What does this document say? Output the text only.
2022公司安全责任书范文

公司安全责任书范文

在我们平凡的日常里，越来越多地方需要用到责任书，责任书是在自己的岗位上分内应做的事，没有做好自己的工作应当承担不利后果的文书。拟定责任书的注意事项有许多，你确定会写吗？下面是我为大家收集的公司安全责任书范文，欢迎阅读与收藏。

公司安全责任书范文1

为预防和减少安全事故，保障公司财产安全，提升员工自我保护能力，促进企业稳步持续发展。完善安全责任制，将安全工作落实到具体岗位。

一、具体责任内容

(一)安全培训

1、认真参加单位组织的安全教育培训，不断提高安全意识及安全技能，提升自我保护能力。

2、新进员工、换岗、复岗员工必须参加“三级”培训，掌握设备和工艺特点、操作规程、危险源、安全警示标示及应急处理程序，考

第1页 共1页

__________

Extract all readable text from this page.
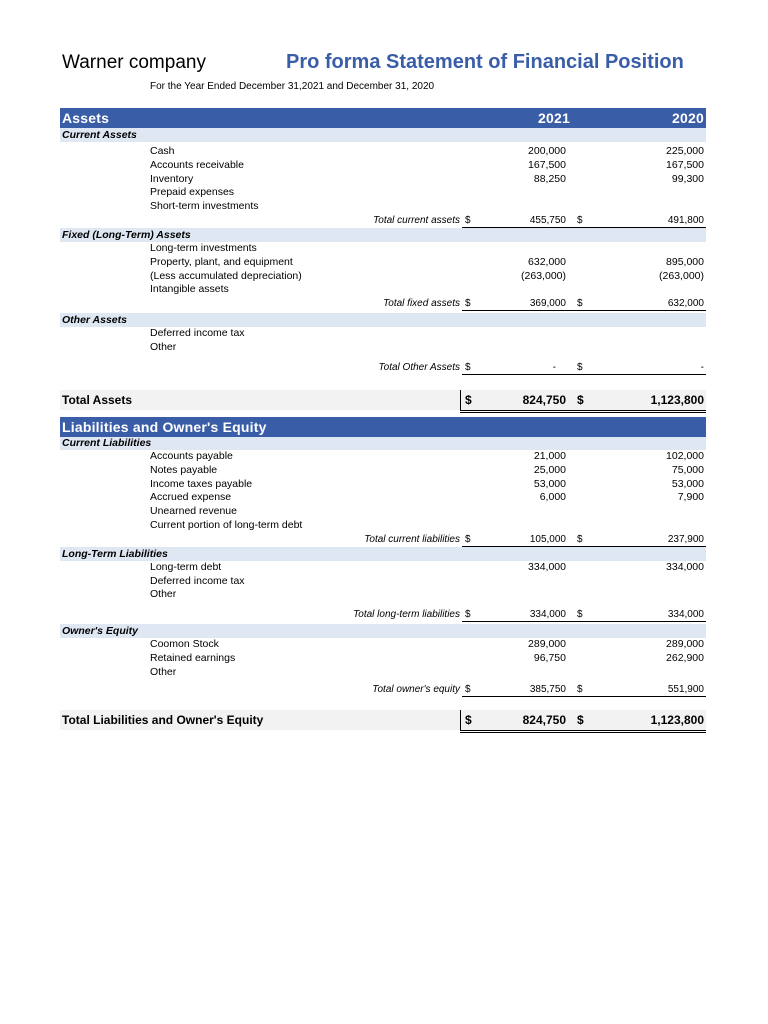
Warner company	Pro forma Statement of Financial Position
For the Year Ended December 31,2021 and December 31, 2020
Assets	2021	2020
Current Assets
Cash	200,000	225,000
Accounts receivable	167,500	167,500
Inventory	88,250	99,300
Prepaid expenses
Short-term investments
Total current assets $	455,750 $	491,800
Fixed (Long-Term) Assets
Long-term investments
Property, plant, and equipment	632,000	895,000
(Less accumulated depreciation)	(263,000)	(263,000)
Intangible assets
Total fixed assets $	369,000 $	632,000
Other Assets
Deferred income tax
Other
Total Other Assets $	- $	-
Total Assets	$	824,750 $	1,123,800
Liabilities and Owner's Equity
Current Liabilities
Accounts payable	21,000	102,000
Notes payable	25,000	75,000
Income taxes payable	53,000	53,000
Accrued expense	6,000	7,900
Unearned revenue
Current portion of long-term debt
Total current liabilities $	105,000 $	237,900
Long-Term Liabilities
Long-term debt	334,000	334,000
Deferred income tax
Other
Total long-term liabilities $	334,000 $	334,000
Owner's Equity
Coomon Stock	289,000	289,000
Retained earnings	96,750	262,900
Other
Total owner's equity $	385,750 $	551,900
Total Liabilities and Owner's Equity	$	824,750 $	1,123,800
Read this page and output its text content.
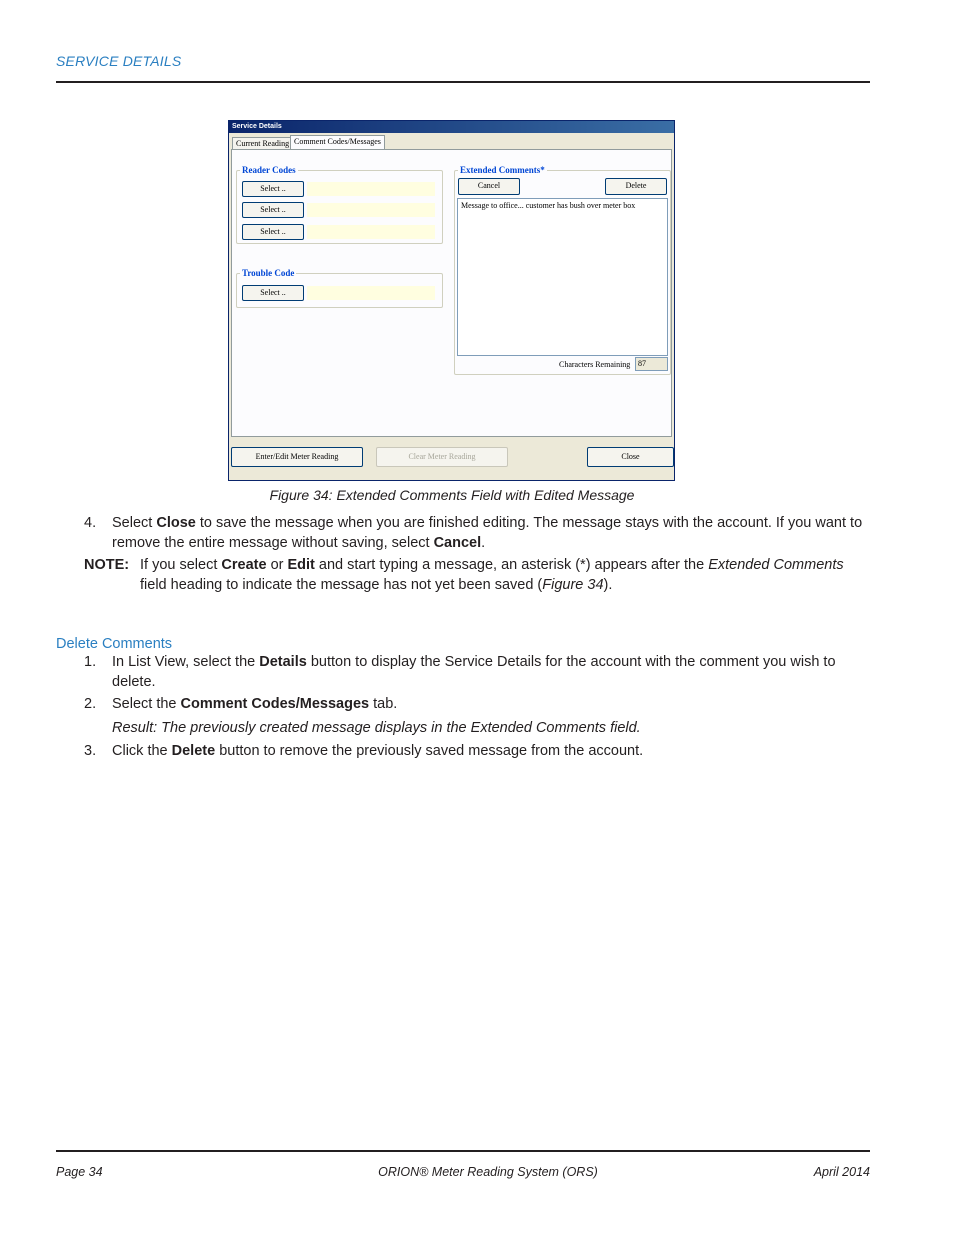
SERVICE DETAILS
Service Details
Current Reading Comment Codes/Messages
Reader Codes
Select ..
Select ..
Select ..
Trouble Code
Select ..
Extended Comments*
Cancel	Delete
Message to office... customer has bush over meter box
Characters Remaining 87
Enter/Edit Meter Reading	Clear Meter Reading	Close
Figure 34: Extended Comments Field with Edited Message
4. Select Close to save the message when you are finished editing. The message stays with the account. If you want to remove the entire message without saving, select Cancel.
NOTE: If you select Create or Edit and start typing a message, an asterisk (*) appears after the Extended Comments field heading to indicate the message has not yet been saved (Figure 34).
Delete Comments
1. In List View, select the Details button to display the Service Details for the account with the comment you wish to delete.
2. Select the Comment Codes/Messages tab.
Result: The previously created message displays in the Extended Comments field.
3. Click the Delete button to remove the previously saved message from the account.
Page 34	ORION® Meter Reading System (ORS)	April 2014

__________

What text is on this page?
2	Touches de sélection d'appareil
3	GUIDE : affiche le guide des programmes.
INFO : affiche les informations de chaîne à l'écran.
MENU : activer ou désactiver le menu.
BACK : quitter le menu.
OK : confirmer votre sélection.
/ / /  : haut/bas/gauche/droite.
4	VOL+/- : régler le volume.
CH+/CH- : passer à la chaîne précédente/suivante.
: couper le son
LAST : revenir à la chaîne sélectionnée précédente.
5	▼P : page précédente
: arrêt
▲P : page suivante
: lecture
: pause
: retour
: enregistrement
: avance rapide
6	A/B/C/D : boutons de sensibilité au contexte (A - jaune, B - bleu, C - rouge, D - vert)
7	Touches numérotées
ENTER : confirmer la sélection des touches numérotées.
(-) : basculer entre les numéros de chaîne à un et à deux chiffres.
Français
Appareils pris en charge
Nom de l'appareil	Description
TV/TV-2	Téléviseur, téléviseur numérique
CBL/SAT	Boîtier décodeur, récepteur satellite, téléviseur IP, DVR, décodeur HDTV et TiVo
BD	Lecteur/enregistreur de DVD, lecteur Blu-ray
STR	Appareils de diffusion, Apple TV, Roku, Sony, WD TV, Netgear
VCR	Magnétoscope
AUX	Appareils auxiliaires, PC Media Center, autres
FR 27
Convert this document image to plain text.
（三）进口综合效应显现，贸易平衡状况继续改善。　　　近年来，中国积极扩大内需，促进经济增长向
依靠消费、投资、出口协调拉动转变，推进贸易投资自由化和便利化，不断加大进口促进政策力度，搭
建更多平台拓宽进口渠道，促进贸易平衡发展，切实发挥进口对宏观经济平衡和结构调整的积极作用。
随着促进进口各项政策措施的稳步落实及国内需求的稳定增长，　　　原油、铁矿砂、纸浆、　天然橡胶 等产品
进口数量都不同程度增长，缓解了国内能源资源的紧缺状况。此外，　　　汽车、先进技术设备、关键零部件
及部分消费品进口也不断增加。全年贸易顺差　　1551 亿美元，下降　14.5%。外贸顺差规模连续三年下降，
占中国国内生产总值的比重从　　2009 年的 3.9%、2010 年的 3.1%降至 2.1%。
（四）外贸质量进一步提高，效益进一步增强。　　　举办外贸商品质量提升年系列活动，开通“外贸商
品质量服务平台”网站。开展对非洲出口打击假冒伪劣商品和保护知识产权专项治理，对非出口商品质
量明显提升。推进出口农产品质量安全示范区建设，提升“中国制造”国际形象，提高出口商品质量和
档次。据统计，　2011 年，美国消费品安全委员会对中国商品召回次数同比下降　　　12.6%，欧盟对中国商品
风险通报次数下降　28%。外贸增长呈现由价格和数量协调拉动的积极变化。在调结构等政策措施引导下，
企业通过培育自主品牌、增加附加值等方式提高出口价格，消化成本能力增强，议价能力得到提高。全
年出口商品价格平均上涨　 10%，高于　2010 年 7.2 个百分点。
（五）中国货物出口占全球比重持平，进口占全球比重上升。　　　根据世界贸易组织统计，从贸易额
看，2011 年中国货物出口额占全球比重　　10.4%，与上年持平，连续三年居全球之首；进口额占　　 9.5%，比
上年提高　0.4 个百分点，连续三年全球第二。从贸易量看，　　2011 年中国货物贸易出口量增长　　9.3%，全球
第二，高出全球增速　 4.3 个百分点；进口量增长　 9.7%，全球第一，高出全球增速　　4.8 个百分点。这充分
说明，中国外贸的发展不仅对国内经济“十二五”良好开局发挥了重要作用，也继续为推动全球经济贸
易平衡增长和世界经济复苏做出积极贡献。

__________

WRITTEN REQUEST —
Which lines above hold the word "Accounts"? Copy each of them.

REPLY TO THE TASK —
Accounts receivable	167,500	167,500
Accounts payable	21,000	102,000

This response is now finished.